→ Work to be completed
Collect every line below that contains the string "with", copying each one in full. Treat uppercase and lowercase as different.

→ Stored records
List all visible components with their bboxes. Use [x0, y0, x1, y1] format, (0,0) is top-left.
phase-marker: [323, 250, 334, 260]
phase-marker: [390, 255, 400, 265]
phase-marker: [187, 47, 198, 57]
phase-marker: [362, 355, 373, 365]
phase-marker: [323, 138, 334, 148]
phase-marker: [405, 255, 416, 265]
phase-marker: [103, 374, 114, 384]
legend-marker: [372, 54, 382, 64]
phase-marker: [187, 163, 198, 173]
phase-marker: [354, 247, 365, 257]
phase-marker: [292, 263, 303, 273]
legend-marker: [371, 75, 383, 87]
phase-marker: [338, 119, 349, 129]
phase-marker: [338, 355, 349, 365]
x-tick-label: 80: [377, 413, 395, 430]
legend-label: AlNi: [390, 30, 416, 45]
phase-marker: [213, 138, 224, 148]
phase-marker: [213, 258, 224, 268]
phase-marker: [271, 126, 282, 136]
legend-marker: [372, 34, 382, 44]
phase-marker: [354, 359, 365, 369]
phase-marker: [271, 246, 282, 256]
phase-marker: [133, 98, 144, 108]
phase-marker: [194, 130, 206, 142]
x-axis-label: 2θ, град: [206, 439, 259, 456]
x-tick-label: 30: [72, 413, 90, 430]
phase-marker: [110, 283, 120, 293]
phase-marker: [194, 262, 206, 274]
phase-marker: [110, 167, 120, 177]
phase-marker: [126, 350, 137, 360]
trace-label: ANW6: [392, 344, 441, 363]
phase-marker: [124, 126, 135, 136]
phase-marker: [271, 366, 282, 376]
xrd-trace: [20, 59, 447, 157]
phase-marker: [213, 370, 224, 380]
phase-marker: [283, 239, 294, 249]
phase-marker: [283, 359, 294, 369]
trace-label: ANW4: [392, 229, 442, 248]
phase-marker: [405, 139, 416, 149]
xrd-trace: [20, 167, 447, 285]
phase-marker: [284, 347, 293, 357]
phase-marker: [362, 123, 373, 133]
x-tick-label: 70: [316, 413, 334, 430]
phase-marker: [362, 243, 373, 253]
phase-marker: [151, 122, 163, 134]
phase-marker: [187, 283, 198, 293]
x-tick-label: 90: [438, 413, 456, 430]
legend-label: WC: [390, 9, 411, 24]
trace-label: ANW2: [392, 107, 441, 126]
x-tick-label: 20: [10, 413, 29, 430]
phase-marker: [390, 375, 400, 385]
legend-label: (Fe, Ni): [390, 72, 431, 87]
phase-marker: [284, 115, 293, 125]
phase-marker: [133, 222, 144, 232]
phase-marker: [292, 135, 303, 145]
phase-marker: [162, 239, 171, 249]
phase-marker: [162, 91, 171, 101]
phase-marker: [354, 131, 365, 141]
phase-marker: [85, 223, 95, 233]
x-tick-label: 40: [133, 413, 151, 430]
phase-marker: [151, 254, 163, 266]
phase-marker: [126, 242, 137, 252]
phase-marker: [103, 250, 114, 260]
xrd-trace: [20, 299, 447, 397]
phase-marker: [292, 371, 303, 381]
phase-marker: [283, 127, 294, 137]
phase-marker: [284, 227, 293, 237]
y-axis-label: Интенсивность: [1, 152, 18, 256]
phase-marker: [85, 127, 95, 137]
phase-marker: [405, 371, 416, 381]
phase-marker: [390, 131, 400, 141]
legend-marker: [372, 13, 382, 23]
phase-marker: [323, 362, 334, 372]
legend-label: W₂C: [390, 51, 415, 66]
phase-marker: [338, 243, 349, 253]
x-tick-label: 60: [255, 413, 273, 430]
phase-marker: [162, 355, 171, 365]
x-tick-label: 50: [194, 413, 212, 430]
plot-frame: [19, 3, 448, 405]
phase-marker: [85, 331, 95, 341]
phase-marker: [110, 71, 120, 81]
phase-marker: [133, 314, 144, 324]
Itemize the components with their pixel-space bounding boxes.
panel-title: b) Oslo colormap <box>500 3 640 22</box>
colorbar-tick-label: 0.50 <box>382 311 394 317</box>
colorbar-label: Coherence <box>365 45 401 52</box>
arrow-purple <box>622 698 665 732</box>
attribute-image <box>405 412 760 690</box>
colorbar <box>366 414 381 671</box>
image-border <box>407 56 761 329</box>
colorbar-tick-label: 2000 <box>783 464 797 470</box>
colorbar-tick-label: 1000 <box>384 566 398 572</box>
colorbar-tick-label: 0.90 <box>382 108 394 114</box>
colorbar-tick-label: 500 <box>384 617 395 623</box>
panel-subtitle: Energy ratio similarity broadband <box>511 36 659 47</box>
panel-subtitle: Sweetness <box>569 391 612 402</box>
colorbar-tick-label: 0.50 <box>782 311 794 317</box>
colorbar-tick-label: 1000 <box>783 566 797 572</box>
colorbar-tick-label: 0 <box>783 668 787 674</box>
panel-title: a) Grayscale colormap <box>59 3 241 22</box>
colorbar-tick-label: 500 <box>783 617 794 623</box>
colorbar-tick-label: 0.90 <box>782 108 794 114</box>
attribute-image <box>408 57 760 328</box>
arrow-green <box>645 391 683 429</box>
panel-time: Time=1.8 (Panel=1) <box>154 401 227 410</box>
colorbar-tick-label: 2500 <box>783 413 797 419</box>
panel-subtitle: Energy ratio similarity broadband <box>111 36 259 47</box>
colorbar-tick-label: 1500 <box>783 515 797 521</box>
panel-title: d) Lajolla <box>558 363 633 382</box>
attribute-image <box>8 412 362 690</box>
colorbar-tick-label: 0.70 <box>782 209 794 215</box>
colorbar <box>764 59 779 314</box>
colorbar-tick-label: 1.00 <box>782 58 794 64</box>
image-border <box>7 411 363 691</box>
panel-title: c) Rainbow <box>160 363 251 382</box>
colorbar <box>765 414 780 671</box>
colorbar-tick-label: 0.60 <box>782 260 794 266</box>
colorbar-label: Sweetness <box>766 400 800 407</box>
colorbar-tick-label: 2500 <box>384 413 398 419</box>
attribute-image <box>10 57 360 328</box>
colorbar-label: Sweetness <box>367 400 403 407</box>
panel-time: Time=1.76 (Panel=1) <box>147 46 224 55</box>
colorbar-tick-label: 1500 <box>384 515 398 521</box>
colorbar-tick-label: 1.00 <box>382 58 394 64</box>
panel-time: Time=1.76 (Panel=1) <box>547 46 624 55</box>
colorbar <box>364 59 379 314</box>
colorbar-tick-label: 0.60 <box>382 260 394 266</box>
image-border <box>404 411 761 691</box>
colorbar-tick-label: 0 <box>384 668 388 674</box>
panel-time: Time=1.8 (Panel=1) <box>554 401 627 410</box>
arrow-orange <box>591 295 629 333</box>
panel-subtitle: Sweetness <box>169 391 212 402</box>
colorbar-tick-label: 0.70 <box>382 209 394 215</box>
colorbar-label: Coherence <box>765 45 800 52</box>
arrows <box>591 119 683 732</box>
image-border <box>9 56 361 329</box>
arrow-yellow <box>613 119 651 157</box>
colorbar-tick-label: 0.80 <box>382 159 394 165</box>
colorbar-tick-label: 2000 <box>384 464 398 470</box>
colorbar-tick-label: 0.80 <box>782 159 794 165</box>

→ Response to this exercise
List all visible components with their bboxes. Use [x0, y0, x1, y1] format, (0,0) is top-left.
Itemize the components with their pixel-space bounding boxes.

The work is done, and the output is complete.